§ **Given request**
Every entry needs to be printed exactly, please.

(Dataset rows about figures)
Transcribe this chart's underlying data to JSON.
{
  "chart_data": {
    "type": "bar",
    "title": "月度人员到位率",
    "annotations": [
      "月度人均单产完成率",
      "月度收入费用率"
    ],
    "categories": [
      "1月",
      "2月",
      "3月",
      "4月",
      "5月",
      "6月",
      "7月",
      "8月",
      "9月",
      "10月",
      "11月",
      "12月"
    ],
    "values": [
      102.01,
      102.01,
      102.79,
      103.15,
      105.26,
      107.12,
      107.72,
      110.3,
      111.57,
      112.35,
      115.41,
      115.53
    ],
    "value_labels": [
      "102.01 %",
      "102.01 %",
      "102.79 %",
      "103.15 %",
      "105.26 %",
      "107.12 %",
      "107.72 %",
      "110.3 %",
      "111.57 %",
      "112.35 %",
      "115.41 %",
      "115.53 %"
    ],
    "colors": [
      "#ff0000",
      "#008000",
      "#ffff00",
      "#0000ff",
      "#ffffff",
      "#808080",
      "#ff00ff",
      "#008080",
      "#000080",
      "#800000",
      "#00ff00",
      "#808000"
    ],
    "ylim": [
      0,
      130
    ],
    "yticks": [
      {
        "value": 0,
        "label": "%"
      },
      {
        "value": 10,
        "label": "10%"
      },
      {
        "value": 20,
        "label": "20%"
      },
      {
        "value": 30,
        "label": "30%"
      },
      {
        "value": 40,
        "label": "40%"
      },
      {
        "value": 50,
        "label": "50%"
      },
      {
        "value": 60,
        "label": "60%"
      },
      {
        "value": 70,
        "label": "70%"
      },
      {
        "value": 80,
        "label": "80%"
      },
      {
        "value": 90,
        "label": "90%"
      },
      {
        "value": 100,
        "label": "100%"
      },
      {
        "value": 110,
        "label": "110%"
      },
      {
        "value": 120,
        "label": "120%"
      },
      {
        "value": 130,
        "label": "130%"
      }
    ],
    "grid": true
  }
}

§ **Result of the task**
Transcribe this chart's underlying data to JSON.
{
  "chart_data": {
    "type": "bar",
    "title": "月度人员到位率",
    "annotations": [
      "月度人均单产完成率",
      "月度收入费用率"
    ],
    "categories": [
      "1月",
      "2月",
      "3月",
      "4月",
      "5月",
      "6月",
      "7月",
      "8月",
      "9月",
      "10月",
      "11月",
      "12月"
    ],
    "values": [
      102.01,
      102.01,
      102.79,
      103.15,
      105.26,
      107.12,
      107.72,
      110.3,
      111.57,
      112.35,
      115.41,
      115.53
    ],
    "value_labels": [
      "102.01 %",
      "102.01 %",
      "102.79 %",
      "103.15 %",
      "105.26 %",
      "107.12 %",
      "107.72 %",
      "110.3 %",
      "111.57 %",
      "112.35 %",
      "115.41 %",
      "115.53 %"
    ],
    "colors": [
      "#ff0000",
      "#008000",
      "#ffff00",
      "#0000ff",
      "#ffffff",
      "#808080",
      "#ff00ff",
      "#008080",
      "#000080",
      "#800000",
      "#00ff00",
      "#808000"
    ],
    "ylim": [
      0,
      130
    ],
    "yticks": [
      {
        "value": 0,
        "label": "%"
      },
      {
        "value": 10,
        "label": "10%"
      },
      {
        "value": 20,
        "label": "20%"
      },
      {
        "value": 30,
        "label": "30%"
      },
      {
        "value": 40,
        "label": "40%"
      },
      {
        "value": 50,
        "label": "50%"
      },
      {
        "value": 60,
        "label": "60%"
      },
      {
        "value": 70,
        "label": "70%"
      },
      {
        "value": 80,
        "label": "80%"
      },
      {
        "value": 90,
        "label": "90%"
      },
      {
        "value": 100,
        "label": "100%"
      },
      {
        "value": 110,
        "label": "110%"
      },
      {
        "value": 120,
        "label": "120%"
      },
      {
        "value": 130,
        "label": "130%"
      }
    ],
    "grid": true
  }
}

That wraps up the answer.